-- Your objective --
Return every line of the items below unchanged, character for character.

-- start Materials provided --

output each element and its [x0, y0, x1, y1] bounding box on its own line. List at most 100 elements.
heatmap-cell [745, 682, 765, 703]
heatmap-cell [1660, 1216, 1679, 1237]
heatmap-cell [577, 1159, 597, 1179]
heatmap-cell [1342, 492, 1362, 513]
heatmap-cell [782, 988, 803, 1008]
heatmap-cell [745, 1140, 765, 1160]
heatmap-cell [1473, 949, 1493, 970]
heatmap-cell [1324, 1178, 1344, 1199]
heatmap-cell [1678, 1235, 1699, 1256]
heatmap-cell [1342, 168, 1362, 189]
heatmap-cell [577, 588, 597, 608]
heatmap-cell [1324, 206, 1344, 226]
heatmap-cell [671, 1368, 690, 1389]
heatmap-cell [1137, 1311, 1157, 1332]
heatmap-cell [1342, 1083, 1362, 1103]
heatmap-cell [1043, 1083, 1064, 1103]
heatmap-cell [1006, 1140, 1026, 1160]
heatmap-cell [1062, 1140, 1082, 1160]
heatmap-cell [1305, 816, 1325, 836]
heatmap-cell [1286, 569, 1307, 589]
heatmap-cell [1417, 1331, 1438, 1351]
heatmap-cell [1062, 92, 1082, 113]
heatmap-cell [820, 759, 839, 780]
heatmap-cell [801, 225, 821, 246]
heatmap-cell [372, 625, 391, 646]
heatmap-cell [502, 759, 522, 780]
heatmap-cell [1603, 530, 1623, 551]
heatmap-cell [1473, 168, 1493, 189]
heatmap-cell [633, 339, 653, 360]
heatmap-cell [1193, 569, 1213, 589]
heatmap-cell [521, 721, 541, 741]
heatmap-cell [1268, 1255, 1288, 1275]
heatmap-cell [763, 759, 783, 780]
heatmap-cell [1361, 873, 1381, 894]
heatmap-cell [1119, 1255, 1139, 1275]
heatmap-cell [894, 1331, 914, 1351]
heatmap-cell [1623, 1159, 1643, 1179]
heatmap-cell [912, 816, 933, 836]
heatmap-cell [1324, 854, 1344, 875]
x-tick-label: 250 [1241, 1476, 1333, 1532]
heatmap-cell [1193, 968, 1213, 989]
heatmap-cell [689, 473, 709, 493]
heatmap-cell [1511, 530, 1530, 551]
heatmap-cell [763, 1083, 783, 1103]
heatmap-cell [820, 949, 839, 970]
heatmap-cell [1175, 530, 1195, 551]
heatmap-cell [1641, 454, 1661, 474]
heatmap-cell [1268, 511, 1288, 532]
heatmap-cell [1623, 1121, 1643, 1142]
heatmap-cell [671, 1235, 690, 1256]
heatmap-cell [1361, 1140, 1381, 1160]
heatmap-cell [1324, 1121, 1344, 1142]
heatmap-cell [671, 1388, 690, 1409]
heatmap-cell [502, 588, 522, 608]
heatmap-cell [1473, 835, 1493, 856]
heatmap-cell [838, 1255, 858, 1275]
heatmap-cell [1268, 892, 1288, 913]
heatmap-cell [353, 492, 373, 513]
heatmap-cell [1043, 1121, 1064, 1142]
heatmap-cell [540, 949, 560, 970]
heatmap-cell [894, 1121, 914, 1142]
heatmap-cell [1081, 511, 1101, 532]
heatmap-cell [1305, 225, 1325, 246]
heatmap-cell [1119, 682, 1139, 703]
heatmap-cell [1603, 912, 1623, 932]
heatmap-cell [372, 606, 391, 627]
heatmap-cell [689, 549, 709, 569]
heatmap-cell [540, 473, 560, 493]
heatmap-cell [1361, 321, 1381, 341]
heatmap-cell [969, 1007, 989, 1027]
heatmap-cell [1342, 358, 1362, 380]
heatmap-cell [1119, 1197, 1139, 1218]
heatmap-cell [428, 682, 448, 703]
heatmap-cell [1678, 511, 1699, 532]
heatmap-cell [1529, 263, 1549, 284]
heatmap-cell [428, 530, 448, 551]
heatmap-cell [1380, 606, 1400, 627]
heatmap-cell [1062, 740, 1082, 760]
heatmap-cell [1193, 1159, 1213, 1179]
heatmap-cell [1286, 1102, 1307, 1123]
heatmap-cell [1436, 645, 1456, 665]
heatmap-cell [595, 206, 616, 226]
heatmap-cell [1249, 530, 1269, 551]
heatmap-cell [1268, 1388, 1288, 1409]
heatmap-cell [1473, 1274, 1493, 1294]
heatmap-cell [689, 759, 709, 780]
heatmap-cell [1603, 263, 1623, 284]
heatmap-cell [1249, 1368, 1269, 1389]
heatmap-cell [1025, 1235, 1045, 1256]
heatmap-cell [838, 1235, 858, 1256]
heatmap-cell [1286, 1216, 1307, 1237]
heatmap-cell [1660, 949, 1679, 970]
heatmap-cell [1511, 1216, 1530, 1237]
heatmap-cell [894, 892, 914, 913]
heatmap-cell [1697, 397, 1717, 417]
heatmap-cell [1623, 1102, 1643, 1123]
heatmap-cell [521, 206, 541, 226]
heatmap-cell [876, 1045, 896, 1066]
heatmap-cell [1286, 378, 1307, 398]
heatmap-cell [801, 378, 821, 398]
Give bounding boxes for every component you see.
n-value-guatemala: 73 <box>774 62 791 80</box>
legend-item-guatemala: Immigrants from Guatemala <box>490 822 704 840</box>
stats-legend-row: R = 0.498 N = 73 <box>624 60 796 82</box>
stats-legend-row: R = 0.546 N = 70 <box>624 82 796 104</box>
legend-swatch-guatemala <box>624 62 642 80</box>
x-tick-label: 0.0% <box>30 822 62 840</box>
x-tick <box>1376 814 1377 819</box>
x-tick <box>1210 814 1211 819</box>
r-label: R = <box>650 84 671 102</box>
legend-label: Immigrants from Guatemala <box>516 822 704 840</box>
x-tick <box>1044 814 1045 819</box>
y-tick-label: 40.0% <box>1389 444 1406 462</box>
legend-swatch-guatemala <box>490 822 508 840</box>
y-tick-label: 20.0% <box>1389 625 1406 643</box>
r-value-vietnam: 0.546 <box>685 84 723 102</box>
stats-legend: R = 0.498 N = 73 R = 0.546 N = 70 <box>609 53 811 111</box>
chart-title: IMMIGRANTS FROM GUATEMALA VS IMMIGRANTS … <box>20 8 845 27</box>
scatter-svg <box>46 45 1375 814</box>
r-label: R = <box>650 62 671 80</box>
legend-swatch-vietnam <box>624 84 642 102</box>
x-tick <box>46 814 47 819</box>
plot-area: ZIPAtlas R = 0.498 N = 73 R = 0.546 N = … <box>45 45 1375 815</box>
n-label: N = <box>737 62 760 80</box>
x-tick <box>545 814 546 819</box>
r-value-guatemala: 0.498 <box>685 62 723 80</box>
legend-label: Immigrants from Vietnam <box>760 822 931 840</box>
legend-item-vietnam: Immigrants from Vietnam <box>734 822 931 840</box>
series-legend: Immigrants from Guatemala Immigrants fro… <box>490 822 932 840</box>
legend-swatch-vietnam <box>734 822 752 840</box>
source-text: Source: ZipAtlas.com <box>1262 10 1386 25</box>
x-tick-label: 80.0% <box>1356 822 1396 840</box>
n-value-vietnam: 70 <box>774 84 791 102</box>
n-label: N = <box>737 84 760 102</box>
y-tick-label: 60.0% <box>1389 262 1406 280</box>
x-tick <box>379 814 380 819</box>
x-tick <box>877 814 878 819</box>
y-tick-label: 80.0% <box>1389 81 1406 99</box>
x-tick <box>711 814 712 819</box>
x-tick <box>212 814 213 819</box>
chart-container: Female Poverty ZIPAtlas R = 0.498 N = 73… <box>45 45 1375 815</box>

-- end Materials provided --

-- Final result --
output each element and its [x0, y0, x1, y1] bounding box on its own line. List at most 100 elements.
heatmap-cell [745, 682, 765, 703]
heatmap-cell [1660, 1216, 1679, 1237]
heatmap-cell [577, 1159, 597, 1179]
heatmap-cell [1342, 492, 1362, 513]
heatmap-cell [782, 988, 803, 1008]
heatmap-cell [745, 1140, 765, 1160]
heatmap-cell [1473, 949, 1493, 970]
heatmap-cell [1324, 1178, 1344, 1199]
heatmap-cell [1678, 1235, 1699, 1256]
heatmap-cell [1342, 168, 1362, 189]
heatmap-cell [577, 588, 597, 608]
heatmap-cell [1324, 206, 1344, 226]
heatmap-cell [671, 1368, 690, 1389]
heatmap-cell [1137, 1311, 1157, 1332]
heatmap-cell [1342, 1083, 1362, 1103]
heatmap-cell [1043, 1083, 1064, 1103]
heatmap-cell [1006, 1140, 1026, 1160]
heatmap-cell [1062, 1140, 1082, 1160]
heatmap-cell [1305, 816, 1325, 836]
heatmap-cell [1286, 569, 1307, 589]
heatmap-cell [1417, 1331, 1438, 1351]
heatmap-cell [1062, 92, 1082, 113]
heatmap-cell [820, 759, 839, 780]
heatmap-cell [801, 225, 821, 246]
heatmap-cell [372, 625, 391, 646]
heatmap-cell [502, 759, 522, 780]
heatmap-cell [1603, 530, 1623, 551]
heatmap-cell [1473, 168, 1493, 189]
heatmap-cell [633, 339, 653, 360]
heatmap-cell [1193, 569, 1213, 589]
heatmap-cell [521, 721, 541, 741]
heatmap-cell [1268, 1255, 1288, 1275]
heatmap-cell [763, 759, 783, 780]
heatmap-cell [1361, 873, 1381, 894]
heatmap-cell [1119, 1255, 1139, 1275]
heatmap-cell [894, 1331, 914, 1351]
heatmap-cell [1623, 1159, 1643, 1179]
heatmap-cell [912, 816, 933, 836]
heatmap-cell [1324, 854, 1344, 875]
x-tick-label: 250 [1241, 1476, 1333, 1532]
heatmap-cell [1193, 968, 1213, 989]
heatmap-cell [689, 473, 709, 493]
heatmap-cell [1511, 530, 1530, 551]
heatmap-cell [763, 1083, 783, 1103]
heatmap-cell [820, 949, 839, 970]
heatmap-cell [1175, 530, 1195, 551]
heatmap-cell [1641, 454, 1661, 474]
heatmap-cell [1268, 511, 1288, 532]
heatmap-cell [1623, 1121, 1643, 1142]
heatmap-cell [671, 1235, 690, 1256]
heatmap-cell [1361, 1140, 1381, 1160]
heatmap-cell [1324, 1121, 1344, 1142]
heatmap-cell [671, 1388, 690, 1409]
heatmap-cell [502, 588, 522, 608]
heatmap-cell [1473, 835, 1493, 856]
heatmap-cell [838, 1255, 858, 1275]
heatmap-cell [1268, 892, 1288, 913]
heatmap-cell [353, 492, 373, 513]
heatmap-cell [1043, 1121, 1064, 1142]
heatmap-cell [540, 949, 560, 970]
heatmap-cell [894, 1121, 914, 1142]
heatmap-cell [1081, 511, 1101, 532]
heatmap-cell [1305, 225, 1325, 246]
heatmap-cell [1119, 682, 1139, 703]
heatmap-cell [1603, 912, 1623, 932]
heatmap-cell [372, 606, 391, 627]
heatmap-cell [689, 549, 709, 569]
heatmap-cell [540, 473, 560, 493]
heatmap-cell [1361, 321, 1381, 341]
heatmap-cell [969, 1007, 989, 1027]
heatmap-cell [1342, 358, 1362, 380]
heatmap-cell [1119, 1197, 1139, 1218]
heatmap-cell [428, 682, 448, 703]
heatmap-cell [1678, 511, 1699, 532]
heatmap-cell [1529, 263, 1549, 284]
heatmap-cell [428, 530, 448, 551]
heatmap-cell [1380, 606, 1400, 627]
heatmap-cell [1062, 740, 1082, 760]
heatmap-cell [1193, 1159, 1213, 1179]
heatmap-cell [1286, 1102, 1307, 1123]
heatmap-cell [1436, 645, 1456, 665]
heatmap-cell [595, 206, 616, 226]
heatmap-cell [1249, 530, 1269, 551]
heatmap-cell [1268, 1388, 1288, 1409]
heatmap-cell [1473, 1274, 1493, 1294]
heatmap-cell [689, 759, 709, 780]
heatmap-cell [1603, 263, 1623, 284]
heatmap-cell [1249, 1368, 1269, 1389]
heatmap-cell [1025, 1235, 1045, 1256]
heatmap-cell [838, 1235, 858, 1256]
heatmap-cell [1286, 1216, 1307, 1237]
heatmap-cell [1660, 949, 1679, 970]
heatmap-cell [1511, 1216, 1530, 1237]
heatmap-cell [894, 892, 914, 913]
heatmap-cell [1697, 397, 1717, 417]
heatmap-cell [1623, 1102, 1643, 1123]
heatmap-cell [521, 206, 541, 226]
heatmap-cell [876, 1045, 896, 1066]
heatmap-cell [1286, 378, 1307, 398]
heatmap-cell [801, 378, 821, 398]
Give bounding boxes for every component you see.
n-value-guatemala: 73 <box>774 62 791 80</box>
legend-item-guatemala: Immigrants from Guatemala <box>490 822 704 840</box>
stats-legend-row: R = 0.498 N = 73 <box>624 60 796 82</box>
stats-legend-row: R = 0.546 N = 70 <box>624 82 796 104</box>
legend-swatch-guatemala <box>624 62 642 80</box>
x-tick-label: 0.0% <box>30 822 62 840</box>
x-tick <box>1376 814 1377 819</box>
x-tick <box>1210 814 1211 819</box>
r-label: R = <box>650 84 671 102</box>
legend-label: Immigrants from Guatemala <box>516 822 704 840</box>
x-tick <box>1044 814 1045 819</box>
y-tick-label: 40.0% <box>1389 444 1406 462</box>
legend-swatch-guatemala <box>490 822 508 840</box>
y-tick-label: 20.0% <box>1389 625 1406 643</box>
r-value-vietnam: 0.546 <box>685 84 723 102</box>
stats-legend: R = 0.498 N = 73 R = 0.546 N = 70 <box>609 53 811 111</box>
chart-title: IMMIGRANTS FROM GUATEMALA VS IMMIGRANTS … <box>20 8 845 27</box>
scatter-svg <box>46 45 1375 814</box>
r-label: R = <box>650 62 671 80</box>
legend-swatch-vietnam <box>624 84 642 102</box>
x-tick <box>46 814 47 819</box>
plot-area: ZIPAtlas R = 0.498 N = 73 R = 0.546 N = … <box>45 45 1375 815</box>
n-label: N = <box>737 62 760 80</box>
x-tick <box>545 814 546 819</box>
r-value-guatemala: 0.498 <box>685 62 723 80</box>
legend-label: Immigrants from Vietnam <box>760 822 931 840</box>
legend-item-vietnam: Immigrants from Vietnam <box>734 822 931 840</box>
series-legend: Immigrants from Guatemala Immigrants fro… <box>490 822 932 840</box>
legend-swatch-vietnam <box>734 822 752 840</box>
source-text: Source: ZipAtlas.com <box>1262 10 1386 25</box>
x-tick-label: 80.0% <box>1356 822 1396 840</box>
n-value-vietnam: 70 <box>774 84 791 102</box>
n-label: N = <box>737 84 760 102</box>
y-tick-label: 60.0% <box>1389 262 1406 280</box>
x-tick <box>379 814 380 819</box>
x-tick <box>877 814 878 819</box>
y-tick-label: 80.0% <box>1389 81 1406 99</box>
x-tick <box>711 814 712 819</box>
x-tick <box>212 814 213 819</box>
chart-container: Female Poverty ZIPAtlas R = 0.498 N = 73… <box>45 45 1375 815</box>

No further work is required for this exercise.